Extracted data entries
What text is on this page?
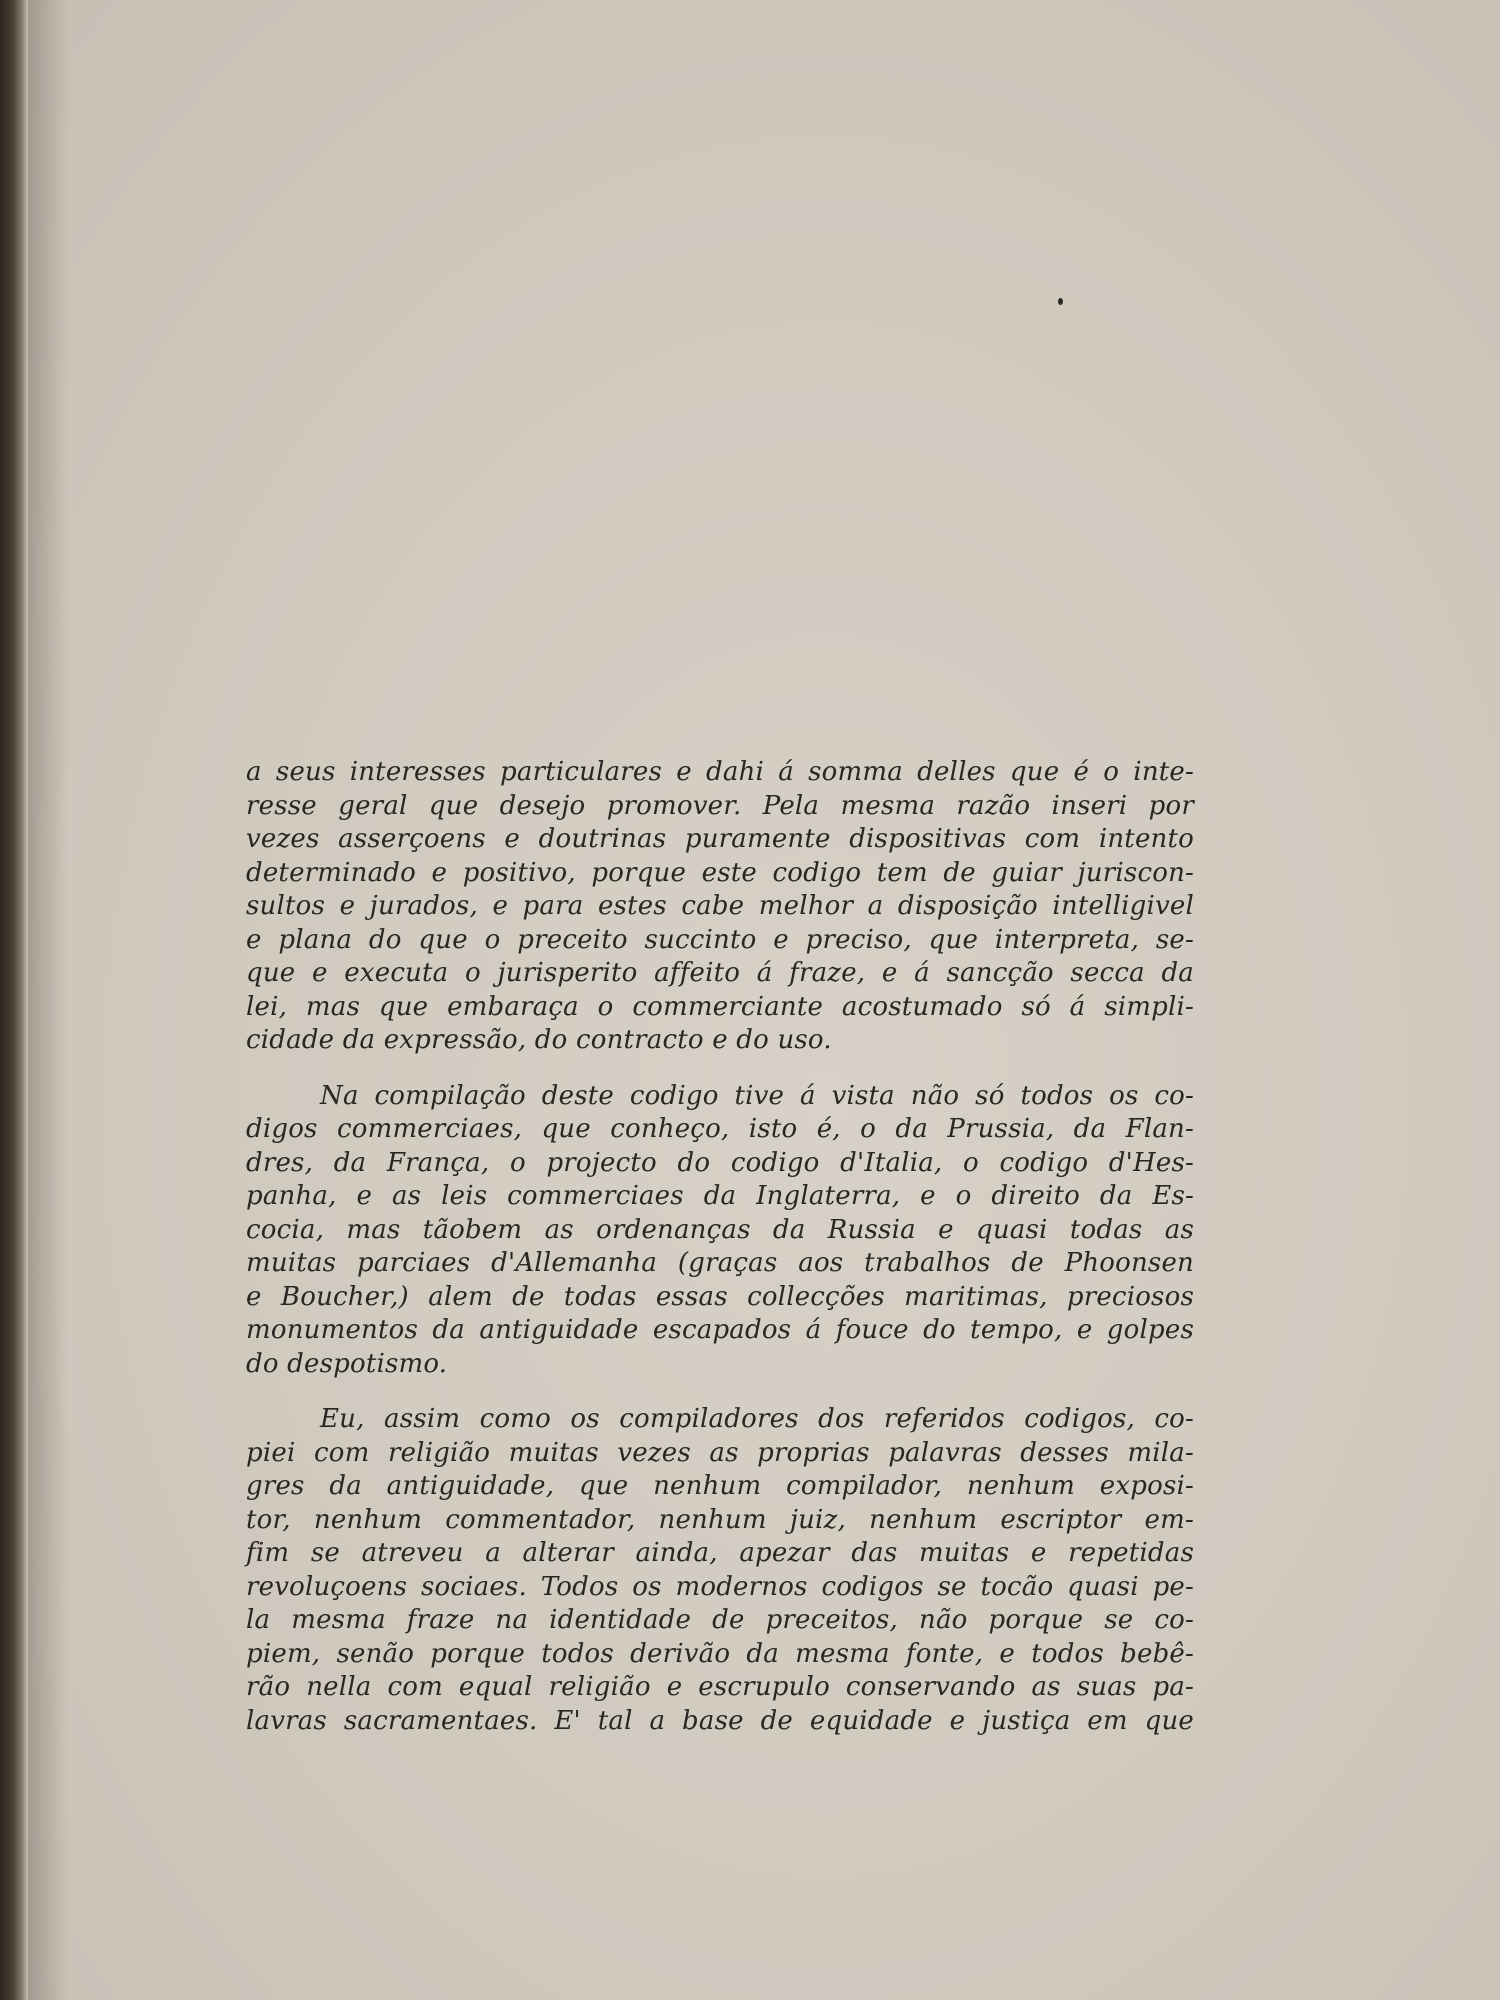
a seus interesses particulares e dahi á somma delles que é o inte-
resse geral que desejo promover. Pela mesma razão inseri por
vezes asserçoens e doutrinas puramente dispositivas com intento
determinado e positivo, porque este codigo tem de guiar juriscon-
sultos e jurados, e para estes cabe melhor a disposição intelligivel
e plana do que o preceito succinto e preciso, que interpreta, se-
que e executa o jurisperito affeito á fraze, e á sancção secca da
lei, mas que embaraça o commerciante acostumado só á simpli-
cidade da expressão, do contracto e do uso.

Na compilação deste codigo tive á vista não só todos os co-
digos commerciaes, que conheço, isto é, o da Prussia, da Flan-
dres, da França, o projecto do codigo d'Italia, o codigo d'Hes-
panha, e as leis commerciaes da Inglaterra, e o direito da Es-
cocia, mas tãobem as ordenanças da Russia e quasi todas as
muitas parciaes d'Allemanha (graças aos trabalhos de Phoonsen
e Boucher,) alem de todas essas collecções maritimas, preciosos
monumentos da antiguidade escapados á fouce do tempo, e golpes
do despotismo.

Eu, assim como os compiladores dos referidos codigos, co-
piei com religião muitas vezes as proprias palavras desses mila-
gres da antiguidade, que nenhum compilador, nenhum exposi-
tor, nenhum commentador, nenhum juiz, nenhum escriptor em-
fim se atreveu a alterar ainda, apezar das muitas e repetidas
revoluçoens sociaes. Todos os modernos codigos se tocão quasi pe-
la mesma fraze na identidade de preceitos, não porque se co-
piem, senão porque todos derivão da mesma fonte, e todos bebê-
rão nella com equal religião e escrupulo conservando as suas pa-
lavras sacramentaes. E' tal a base de equidade e justiça em que
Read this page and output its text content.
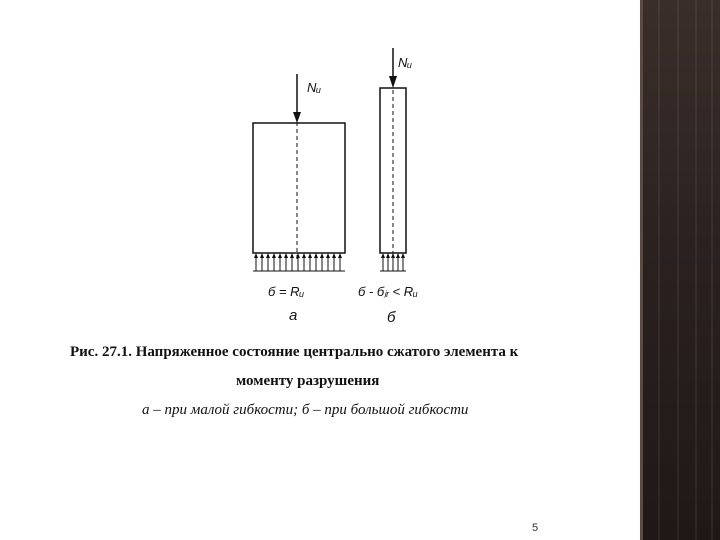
Nᵤ
б = Rᵤ
а
Nᵤ
б ‑ бⱼᵣ < Rᵤ
б
Рис. 27.1. Напряженное состояние центрально сжатого элемента к
моменту разрушения
а – при малой гибкости; б – при большой гибкости
5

EXERCISE OBJECTIVE: From the records above, pull out each line that has "fraze".

RESULT OF THIS EXERCISE:
que e executa o jurisperito affeito á fraze, e á sancção secca da
la mesma fraze na identidade de preceitos, não porque se co-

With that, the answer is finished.